» GIVEN PROBLEM
Which lines hold the word "JSON"? Copy each one.

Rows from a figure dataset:

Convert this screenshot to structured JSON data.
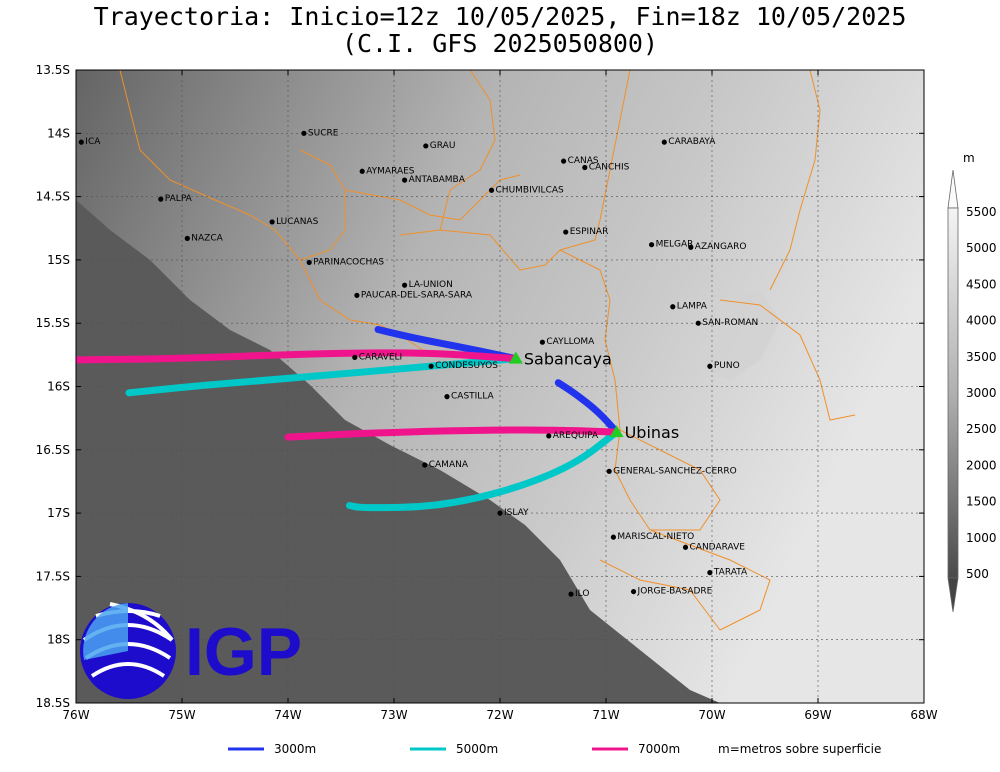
{
  "title": {
    "line1": "Trayectoria: Inicio=12z 10/05/2025, Fin=18z 10/05/2025",
    "line2": "(C.I. GFS 2025050800)"
  },
  "axes": {
    "lat_labels": [
      "13.5S",
      "14S",
      "14.5S",
      "15S",
      "15.5S",
      "16S",
      "16.5S",
      "17S",
      "17.5S",
      "18S",
      "18.5S"
    ],
    "lon_labels": [
      "76W",
      "75W",
      "74W",
      "73W",
      "72W",
      "71W",
      "70W",
      "69W",
      "68W"
    ]
  },
  "places": [
    {
      "name": "ICA",
      "lon": -75.95,
      "lat": -14.07
    },
    {
      "name": "SUCRE",
      "lon": -73.85,
      "lat": -14.0
    },
    {
      "name": "GRAU",
      "lon": -72.7,
      "lat": -14.1
    },
    {
      "name": "AYMARAES",
      "lon": -73.3,
      "lat": -14.3
    },
    {
      "name": "ANTABAMBA",
      "lon": -72.9,
      "lat": -14.37
    },
    {
      "name": "CANAS",
      "lon": -71.4,
      "lat": -14.22
    },
    {
      "name": "CANCHIS",
      "lon": -71.2,
      "lat": -14.27
    },
    {
      "name": "CARABAYA",
      "lon": -70.45,
      "lat": -14.07
    },
    {
      "name": "CHUMBIVILCAS",
      "lon": -72.08,
      "lat": -14.45
    },
    {
      "name": "PALPA",
      "lon": -75.2,
      "lat": -14.52
    },
    {
      "name": "LUCANAS",
      "lon": -74.15,
      "lat": -14.7
    },
    {
      "name": "NAZCA",
      "lon": -74.95,
      "lat": -14.83
    },
    {
      "name": "ESPINAR",
      "lon": -71.38,
      "lat": -14.78
    },
    {
      "name": "MELGAR",
      "lon": -70.57,
      "lat": -14.88
    },
    {
      "name": "AZANGARO",
      "lon": -70.2,
      "lat": -14.9
    },
    {
      "name": "PARINACOCHAS",
      "lon": -73.8,
      "lat": -15.02
    },
    {
      "name": "LA-UNION",
      "lon": -72.9,
      "lat": -15.2
    },
    {
      "name": "PAUCAR-DEL-SARA-SARA",
      "lon": -73.35,
      "lat": -15.28
    },
    {
      "name": "LAMPA",
      "lon": -70.37,
      "lat": -15.37
    },
    {
      "name": "SAN-ROMAN",
      "lon": -70.13,
      "lat": -15.5
    },
    {
      "name": "CAYLLOMA",
      "lon": -71.6,
      "lat": -15.65
    },
    {
      "name": "CARAVELI",
      "lon": -73.37,
      "lat": -15.77
    },
    {
      "name": "CONDESUYOS",
      "lon": -72.65,
      "lat": -15.84
    },
    {
      "name": "PUNO",
      "lon": -70.02,
      "lat": -15.84
    },
    {
      "name": "CASTILLA",
      "lon": -72.5,
      "lat": -16.08
    },
    {
      "name": "AREQUIPA",
      "lon": -71.54,
      "lat": -16.39
    },
    {
      "name": "CAMANA",
      "lon": -72.71,
      "lat": -16.62
    },
    {
      "name": "GENERAL-SANCHEZ-CERRO",
      "lon": -70.97,
      "lat": -16.67
    },
    {
      "name": "ISLAY",
      "lon": -72.0,
      "lat": -17.0
    },
    {
      "name": "MARISCAL-NIETO",
      "lon": -70.93,
      "lat": -17.19
    },
    {
      "name": "CANDARAVE",
      "lon": -70.25,
      "lat": -17.27
    },
    {
      "name": "TARATA",
      "lon": -70.02,
      "lat": -17.47
    },
    {
      "name": "ILO",
      "lon": -71.33,
      "lat": -17.64
    },
    {
      "name": "JORGE-BASADRE",
      "lon": -70.74,
      "lat": -17.62
    }
  ],
  "volcanoes": [
    {
      "name": "Sabancaya",
      "lon": -71.85,
      "lat": -15.78
    },
    {
      "name": "Ubinas",
      "lon": -70.9,
      "lat": -16.36
    }
  ],
  "trajectories": [
    {
      "volcano": "Sabancaya",
      "level": "3000m",
      "color": "#2233ee",
      "points": [
        [
          -71.85,
          -15.78
        ],
        [
          -72.3,
          -15.7
        ],
        [
          -72.8,
          -15.62
        ],
        [
          -73.15,
          -15.55
        ]
      ]
    },
    {
      "volcano": "Sabancaya",
      "level": "5000m",
      "color": "#00c8c8",
      "points": [
        [
          -71.85,
          -15.78
        ],
        [
          -72.8,
          -15.85
        ],
        [
          -73.9,
          -15.93
        ],
        [
          -74.8,
          -15.99
        ],
        [
          -75.5,
          -16.05
        ]
      ]
    },
    {
      "volcano": "Sabancaya",
      "level": "7000m",
      "color": "#f0148c",
      "points": [
        [
          -71.85,
          -15.78
        ],
        [
          -72.7,
          -15.73
        ],
        [
          -73.8,
          -15.74
        ],
        [
          -75.0,
          -15.78
        ],
        [
          -76.0,
          -15.79
        ]
      ]
    },
    {
      "volcano": "Ubinas",
      "level": "3000m",
      "color": "#2233ee",
      "points": [
        [
          -70.9,
          -16.36
        ],
        [
          -71.07,
          -16.2
        ],
        [
          -71.3,
          -16.05
        ],
        [
          -71.45,
          -15.97
        ]
      ]
    },
    {
      "volcano": "Ubinas",
      "level": "5000m",
      "color": "#00c8c8",
      "points": [
        [
          -70.9,
          -16.36
        ],
        [
          -71.3,
          -16.62
        ],
        [
          -71.9,
          -16.82
        ],
        [
          -72.6,
          -16.95
        ],
        [
          -73.3,
          -16.96
        ],
        [
          -73.42,
          -16.94
        ]
      ]
    },
    {
      "volcano": "Ubinas",
      "level": "7000m",
      "color": "#f0148c",
      "points": [
        [
          -70.9,
          -16.36
        ],
        [
          -71.6,
          -16.34
        ],
        [
          -72.5,
          -16.35
        ],
        [
          -73.3,
          -16.37
        ],
        [
          -74.0,
          -16.4
        ]
      ]
    }
  ],
  "colorbar": {
    "unit": "m",
    "labels": [
      "5500",
      "5000",
      "4500",
      "4000",
      "3500",
      "3000",
      "2500",
      "2000",
      "1500",
      "1000",
      "500"
    ]
  },
  "legend": {
    "items": [
      {
        "label": "3000m",
        "color": "#2233ee"
      },
      {
        "label": "5000m",
        "color": "#00c8c8"
      },
      {
        "label": "7000m",
        "color": "#f0148c"
      }
    ],
    "note": "m=metros sobre superficie"
  },
  "logo": {
    "text": "IGP"
  }
}
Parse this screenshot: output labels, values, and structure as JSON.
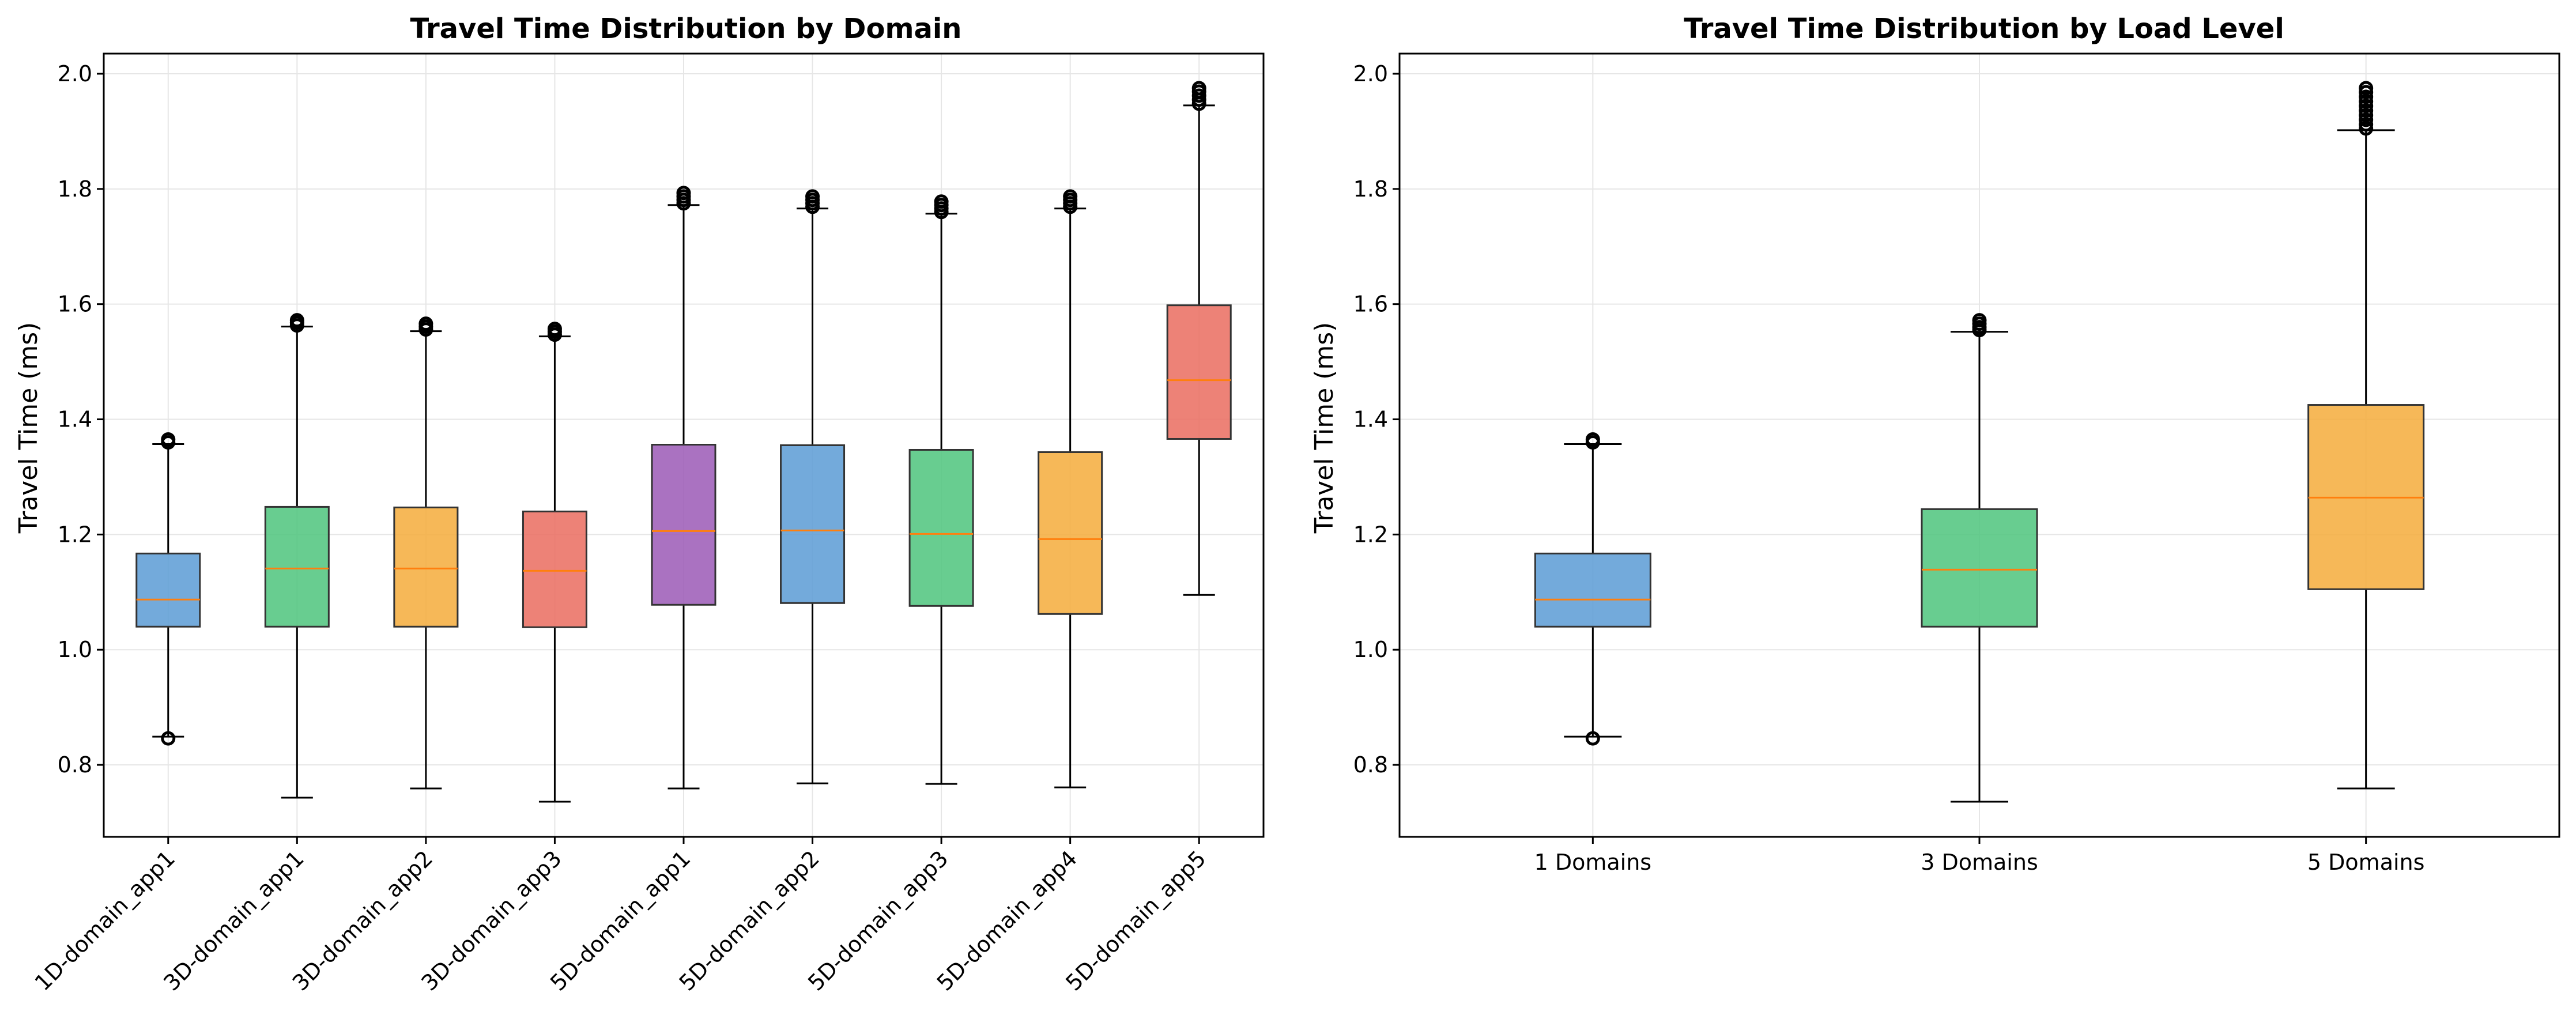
{
  "chart_data": [
    {
      "type": "box",
      "title": "Travel Time Distribution by Domain",
      "xlabel": "",
      "ylabel": "Travel Time (ms)",
      "ylim": [
        0.675,
        2.035
      ],
      "yticks": [
        0.8,
        1.0,
        1.2,
        1.4,
        1.6,
        1.8,
        2.0
      ],
      "ytick_labels": [
        "0.8",
        "1.0",
        "1.2",
        "1.4",
        "1.6",
        "1.8",
        "2.0"
      ],
      "grid": true,
      "x_label_rotation": 45,
      "categories": [
        "1D-domain_app1",
        "3D-domain_app1",
        "3D-domain_app2",
        "3D-domain_app3",
        "5D-domain_app1",
        "5D-domain_app2",
        "5D-domain_app3",
        "5D-domain_app4",
        "5D-domain_app5"
      ],
      "boxes": [
        {
          "whisker_low": 0.849,
          "q1": 1.04,
          "median": 1.087,
          "q3": 1.167,
          "whisker_high": 1.357,
          "outliers": [
            0.846,
            1.36,
            1.365
          ],
          "color": "#5b9bd5"
        },
        {
          "whisker_low": 0.743,
          "q1": 1.04,
          "median": 1.141,
          "q3": 1.248,
          "whisker_high": 1.561,
          "outliers": [
            1.563,
            1.568,
            1.572
          ],
          "color": "#4dc47d"
        },
        {
          "whisker_low": 0.759,
          "q1": 1.04,
          "median": 1.141,
          "q3": 1.247,
          "whisker_high": 1.553,
          "outliers": [
            1.556,
            1.561,
            1.566
          ],
          "color": "#f5ab3b"
        },
        {
          "whisker_low": 0.736,
          "q1": 1.039,
          "median": 1.137,
          "q3": 1.24,
          "whisker_high": 1.544,
          "outliers": [
            1.547,
            1.552,
            1.557
          ],
          "color": "#ea6c5f"
        },
        {
          "whisker_low": 0.759,
          "q1": 1.078,
          "median": 1.206,
          "q3": 1.356,
          "whisker_high": 1.772,
          "outliers": [
            1.775,
            1.781,
            1.787,
            1.793
          ],
          "color": "#9b59b6"
        },
        {
          "whisker_low": 0.768,
          "q1": 1.081,
          "median": 1.207,
          "q3": 1.355,
          "whisker_high": 1.766,
          "outliers": [
            1.769,
            1.775,
            1.781,
            1.787
          ],
          "color": "#5b9bd5"
        },
        {
          "whisker_low": 0.767,
          "q1": 1.076,
          "median": 1.201,
          "q3": 1.347,
          "whisker_high": 1.757,
          "outliers": [
            1.76,
            1.766,
            1.772,
            1.778
          ],
          "color": "#4dc47d"
        },
        {
          "whisker_low": 0.761,
          "q1": 1.062,
          "median": 1.192,
          "q3": 1.343,
          "whisker_high": 1.766,
          "outliers": [
            1.769,
            1.775,
            1.781,
            1.787
          ],
          "color": "#f5ab3b"
        },
        {
          "whisker_low": 1.095,
          "q1": 1.366,
          "median": 1.468,
          "q3": 1.598,
          "whisker_high": 1.945,
          "outliers": [
            1.948,
            1.955,
            1.962,
            1.969,
            1.975
          ],
          "color": "#ea6c5f"
        }
      ]
    },
    {
      "type": "box",
      "title": "Travel Time Distribution by Load Level",
      "xlabel": "",
      "ylabel": "Travel Time (ms)",
      "ylim": [
        0.675,
        2.035
      ],
      "yticks": [
        0.8,
        1.0,
        1.2,
        1.4,
        1.6,
        1.8,
        2.0
      ],
      "ytick_labels": [
        "0.8",
        "1.0",
        "1.2",
        "1.4",
        "1.6",
        "1.8",
        "2.0"
      ],
      "grid": true,
      "x_label_rotation": 0,
      "categories": [
        "1 Domains",
        "3 Domains",
        "5 Domains"
      ],
      "boxes": [
        {
          "whisker_low": 0.849,
          "q1": 1.04,
          "median": 1.087,
          "q3": 1.167,
          "whisker_high": 1.357,
          "outliers": [
            0.846,
            1.36,
            1.365
          ],
          "color": "#5b9bd5"
        },
        {
          "whisker_low": 0.736,
          "q1": 1.04,
          "median": 1.139,
          "q3": 1.244,
          "whisker_high": 1.552,
          "outliers": [
            1.555,
            1.56,
            1.566,
            1.572
          ],
          "color": "#4dc47d"
        },
        {
          "whisker_low": 0.759,
          "q1": 1.105,
          "median": 1.264,
          "q3": 1.425,
          "whisker_high": 1.902,
          "outliers": [
            1.905,
            1.912,
            1.92,
            1.928,
            1.936,
            1.944,
            1.952,
            1.96,
            1.968,
            1.975
          ],
          "color": "#f5ab3b"
        }
      ]
    }
  ],
  "style": {
    "median_color": "#ff7f0e",
    "box_edge_color": "#333333",
    "grid_color": "#e6e6e6",
    "box_opacity": 0.85
  }
}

» EXERCISE OUTPUT
Convert this screenshot to structured JSON data.
Parse this screenshot: output labels, values, and structure as JSON.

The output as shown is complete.